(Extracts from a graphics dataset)
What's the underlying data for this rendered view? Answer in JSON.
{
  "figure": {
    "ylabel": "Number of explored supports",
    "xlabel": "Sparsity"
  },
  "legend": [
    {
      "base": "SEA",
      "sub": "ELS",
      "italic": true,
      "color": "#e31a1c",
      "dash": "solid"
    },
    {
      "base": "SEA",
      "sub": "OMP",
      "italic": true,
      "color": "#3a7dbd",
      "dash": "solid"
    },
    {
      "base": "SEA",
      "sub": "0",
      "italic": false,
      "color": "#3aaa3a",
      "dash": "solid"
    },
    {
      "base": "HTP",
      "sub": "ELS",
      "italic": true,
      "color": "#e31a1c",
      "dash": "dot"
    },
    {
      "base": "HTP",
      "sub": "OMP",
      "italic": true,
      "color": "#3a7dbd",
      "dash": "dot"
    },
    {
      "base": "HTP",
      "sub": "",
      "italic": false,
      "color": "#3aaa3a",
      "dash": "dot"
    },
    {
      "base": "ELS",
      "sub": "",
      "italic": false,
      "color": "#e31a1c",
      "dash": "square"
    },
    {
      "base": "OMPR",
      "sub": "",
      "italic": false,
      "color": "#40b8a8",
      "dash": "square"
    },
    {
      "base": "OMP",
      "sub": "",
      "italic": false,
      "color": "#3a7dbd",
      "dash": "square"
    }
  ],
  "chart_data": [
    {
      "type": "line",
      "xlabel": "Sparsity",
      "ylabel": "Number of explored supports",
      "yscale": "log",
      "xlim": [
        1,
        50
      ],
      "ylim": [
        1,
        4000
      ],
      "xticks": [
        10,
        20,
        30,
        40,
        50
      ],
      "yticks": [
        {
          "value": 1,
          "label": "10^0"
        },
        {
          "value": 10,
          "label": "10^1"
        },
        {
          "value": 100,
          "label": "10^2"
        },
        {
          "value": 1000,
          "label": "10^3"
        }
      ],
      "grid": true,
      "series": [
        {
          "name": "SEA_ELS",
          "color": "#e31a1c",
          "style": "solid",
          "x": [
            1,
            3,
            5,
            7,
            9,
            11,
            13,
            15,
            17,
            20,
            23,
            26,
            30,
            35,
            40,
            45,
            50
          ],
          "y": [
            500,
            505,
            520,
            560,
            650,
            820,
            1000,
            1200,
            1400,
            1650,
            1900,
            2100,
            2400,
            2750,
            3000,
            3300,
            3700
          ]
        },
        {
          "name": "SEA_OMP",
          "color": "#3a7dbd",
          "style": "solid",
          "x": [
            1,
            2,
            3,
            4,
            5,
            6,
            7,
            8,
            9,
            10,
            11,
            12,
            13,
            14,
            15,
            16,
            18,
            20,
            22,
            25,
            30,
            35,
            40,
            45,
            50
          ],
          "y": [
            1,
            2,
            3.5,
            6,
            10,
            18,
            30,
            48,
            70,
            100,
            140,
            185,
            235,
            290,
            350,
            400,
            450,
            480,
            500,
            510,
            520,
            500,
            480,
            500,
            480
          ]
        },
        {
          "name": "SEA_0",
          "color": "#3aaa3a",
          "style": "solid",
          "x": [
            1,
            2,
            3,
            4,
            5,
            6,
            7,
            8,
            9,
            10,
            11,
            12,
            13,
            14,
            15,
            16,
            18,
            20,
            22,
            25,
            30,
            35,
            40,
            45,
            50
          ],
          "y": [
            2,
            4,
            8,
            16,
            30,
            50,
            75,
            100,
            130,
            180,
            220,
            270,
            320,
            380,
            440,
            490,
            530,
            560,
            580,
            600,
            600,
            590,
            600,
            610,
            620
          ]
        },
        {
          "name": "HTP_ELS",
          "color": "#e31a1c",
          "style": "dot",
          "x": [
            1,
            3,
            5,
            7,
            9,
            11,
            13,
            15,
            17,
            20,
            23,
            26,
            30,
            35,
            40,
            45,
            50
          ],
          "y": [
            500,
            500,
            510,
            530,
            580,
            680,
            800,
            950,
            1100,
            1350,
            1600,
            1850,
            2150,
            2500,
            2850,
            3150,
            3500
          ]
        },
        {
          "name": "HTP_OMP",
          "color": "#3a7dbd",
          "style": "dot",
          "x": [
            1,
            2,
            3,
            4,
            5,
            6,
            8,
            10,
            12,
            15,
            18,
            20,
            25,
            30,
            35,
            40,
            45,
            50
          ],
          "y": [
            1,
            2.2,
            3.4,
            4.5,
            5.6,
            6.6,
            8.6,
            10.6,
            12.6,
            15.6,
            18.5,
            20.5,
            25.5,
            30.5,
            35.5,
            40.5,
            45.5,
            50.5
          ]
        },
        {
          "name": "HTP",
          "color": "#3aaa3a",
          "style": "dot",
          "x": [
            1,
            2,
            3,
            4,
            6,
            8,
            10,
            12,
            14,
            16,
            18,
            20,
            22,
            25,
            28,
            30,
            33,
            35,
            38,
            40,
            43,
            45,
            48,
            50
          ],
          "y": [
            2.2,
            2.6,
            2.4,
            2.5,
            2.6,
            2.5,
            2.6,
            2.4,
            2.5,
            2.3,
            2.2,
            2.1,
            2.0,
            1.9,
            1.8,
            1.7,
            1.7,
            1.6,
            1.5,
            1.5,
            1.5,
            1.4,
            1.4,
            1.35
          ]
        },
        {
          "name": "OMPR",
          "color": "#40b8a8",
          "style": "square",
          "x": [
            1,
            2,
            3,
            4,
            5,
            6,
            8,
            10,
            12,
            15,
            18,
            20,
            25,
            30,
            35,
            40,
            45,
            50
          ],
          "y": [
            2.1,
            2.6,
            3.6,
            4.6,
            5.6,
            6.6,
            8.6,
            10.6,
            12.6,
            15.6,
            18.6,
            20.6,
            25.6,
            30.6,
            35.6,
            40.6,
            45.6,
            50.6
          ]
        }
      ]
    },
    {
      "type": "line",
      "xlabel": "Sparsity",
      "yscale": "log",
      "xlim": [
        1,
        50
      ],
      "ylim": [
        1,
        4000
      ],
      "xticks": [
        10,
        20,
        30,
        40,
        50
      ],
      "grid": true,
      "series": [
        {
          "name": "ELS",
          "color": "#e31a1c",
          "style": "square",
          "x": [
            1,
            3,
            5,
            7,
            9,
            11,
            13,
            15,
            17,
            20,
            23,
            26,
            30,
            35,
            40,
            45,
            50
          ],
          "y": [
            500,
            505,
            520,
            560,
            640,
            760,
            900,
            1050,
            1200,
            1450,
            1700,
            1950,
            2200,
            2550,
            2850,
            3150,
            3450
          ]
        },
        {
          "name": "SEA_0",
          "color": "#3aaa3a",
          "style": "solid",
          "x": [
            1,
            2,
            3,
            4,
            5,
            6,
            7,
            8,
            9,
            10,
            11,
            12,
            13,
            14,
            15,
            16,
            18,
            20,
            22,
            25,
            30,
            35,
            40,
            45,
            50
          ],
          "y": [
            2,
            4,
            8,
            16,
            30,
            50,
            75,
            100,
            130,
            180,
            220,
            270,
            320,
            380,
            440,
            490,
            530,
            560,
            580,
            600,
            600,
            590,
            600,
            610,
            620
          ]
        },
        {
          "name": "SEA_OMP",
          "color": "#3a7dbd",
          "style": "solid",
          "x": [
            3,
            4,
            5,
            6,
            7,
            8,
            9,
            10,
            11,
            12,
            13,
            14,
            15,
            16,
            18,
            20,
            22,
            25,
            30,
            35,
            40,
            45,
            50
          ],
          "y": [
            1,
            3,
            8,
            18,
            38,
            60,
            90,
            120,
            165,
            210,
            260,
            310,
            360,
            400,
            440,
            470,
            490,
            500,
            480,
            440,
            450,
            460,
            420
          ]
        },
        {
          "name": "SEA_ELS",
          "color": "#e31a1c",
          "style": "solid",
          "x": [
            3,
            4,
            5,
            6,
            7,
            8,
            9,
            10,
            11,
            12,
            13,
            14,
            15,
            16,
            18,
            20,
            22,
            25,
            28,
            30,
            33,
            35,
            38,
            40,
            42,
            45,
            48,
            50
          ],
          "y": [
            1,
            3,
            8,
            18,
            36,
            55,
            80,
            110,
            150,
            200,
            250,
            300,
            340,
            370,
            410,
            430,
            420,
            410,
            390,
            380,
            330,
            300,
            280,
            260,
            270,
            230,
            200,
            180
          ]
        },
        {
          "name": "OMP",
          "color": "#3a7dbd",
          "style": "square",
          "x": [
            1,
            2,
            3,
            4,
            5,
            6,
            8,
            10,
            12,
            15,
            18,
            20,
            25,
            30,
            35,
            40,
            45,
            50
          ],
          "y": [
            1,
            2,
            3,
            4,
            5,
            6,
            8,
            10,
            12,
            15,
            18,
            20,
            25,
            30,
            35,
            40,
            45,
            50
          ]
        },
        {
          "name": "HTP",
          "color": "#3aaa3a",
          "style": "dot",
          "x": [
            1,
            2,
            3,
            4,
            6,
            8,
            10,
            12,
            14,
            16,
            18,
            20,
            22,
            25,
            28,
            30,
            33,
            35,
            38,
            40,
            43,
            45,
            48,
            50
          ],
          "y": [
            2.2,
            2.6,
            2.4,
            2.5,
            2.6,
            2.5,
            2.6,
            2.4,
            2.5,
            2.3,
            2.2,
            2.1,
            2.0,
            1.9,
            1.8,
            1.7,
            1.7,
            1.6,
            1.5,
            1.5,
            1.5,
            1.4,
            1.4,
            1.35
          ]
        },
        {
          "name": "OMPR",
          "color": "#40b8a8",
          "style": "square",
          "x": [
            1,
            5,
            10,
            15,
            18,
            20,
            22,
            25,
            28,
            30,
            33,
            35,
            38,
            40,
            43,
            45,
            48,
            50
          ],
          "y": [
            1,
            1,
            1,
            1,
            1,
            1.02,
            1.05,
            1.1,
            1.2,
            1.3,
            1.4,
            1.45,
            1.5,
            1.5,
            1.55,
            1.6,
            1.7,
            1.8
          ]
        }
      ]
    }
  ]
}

**Problem description**
State how many lines of the records above contain "explored", with no words besides the number.

**Response to this exercise**
2